Every line from the one with "What does this" to the end of the data needs to be copied exactly, and no line before it.

---+---

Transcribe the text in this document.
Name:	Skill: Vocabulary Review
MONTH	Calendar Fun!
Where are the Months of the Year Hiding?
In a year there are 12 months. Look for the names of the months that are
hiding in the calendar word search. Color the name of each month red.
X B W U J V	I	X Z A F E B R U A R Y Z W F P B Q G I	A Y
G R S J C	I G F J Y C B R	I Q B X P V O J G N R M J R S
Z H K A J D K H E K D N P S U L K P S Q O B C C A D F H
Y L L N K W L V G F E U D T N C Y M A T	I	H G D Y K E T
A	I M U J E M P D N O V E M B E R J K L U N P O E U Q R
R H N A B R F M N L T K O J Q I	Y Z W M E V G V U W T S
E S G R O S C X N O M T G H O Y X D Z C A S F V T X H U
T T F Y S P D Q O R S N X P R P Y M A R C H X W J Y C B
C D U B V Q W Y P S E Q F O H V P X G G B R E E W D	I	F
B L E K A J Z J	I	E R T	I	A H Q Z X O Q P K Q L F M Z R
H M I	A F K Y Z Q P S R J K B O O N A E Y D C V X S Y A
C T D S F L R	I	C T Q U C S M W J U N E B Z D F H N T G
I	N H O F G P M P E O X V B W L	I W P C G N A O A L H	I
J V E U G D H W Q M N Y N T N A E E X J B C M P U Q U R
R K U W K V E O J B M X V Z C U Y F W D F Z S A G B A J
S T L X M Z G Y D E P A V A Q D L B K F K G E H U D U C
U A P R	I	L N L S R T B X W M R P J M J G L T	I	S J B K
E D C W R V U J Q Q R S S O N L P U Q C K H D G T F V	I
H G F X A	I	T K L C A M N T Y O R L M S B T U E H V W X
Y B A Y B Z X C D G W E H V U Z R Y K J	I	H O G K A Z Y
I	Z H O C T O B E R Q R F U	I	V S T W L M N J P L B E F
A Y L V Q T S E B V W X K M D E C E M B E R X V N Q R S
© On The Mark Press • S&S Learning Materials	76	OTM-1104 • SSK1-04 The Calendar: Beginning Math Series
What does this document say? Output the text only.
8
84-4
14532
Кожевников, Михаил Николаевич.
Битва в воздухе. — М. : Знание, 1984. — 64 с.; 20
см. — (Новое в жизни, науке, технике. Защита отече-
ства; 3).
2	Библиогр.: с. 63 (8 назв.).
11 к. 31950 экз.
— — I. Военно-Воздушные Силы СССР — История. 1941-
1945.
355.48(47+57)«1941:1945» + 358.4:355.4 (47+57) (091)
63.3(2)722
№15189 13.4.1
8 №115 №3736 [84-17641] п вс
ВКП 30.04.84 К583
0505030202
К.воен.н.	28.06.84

---+---

### FINISHED EXERCISE
What does this document say? Output the text only.
8
84-4
14532
Кожевников, Михаил Николаевич.
Битва в воздухе. — М. : Знание, 1984. — 64 с.; 20
см. — (Новое в жизни, науке, технике. Защита отече-
ства; 3).
2	Библиогр.: с. 63 (8 назв.).
11 к. 31950 экз.
— — I. Военно-Воздушные Силы СССР — История. 1941-
1945.
355.48(47+57)«1941:1945» + 358.4:355.4 (47+57) (091)
63.3(2)722
№15189 13.4.1
8 №115 №3736 [84-17641] п вс
ВКП 30.04.84 К583
0505030202
К.воен.н.	28.06.84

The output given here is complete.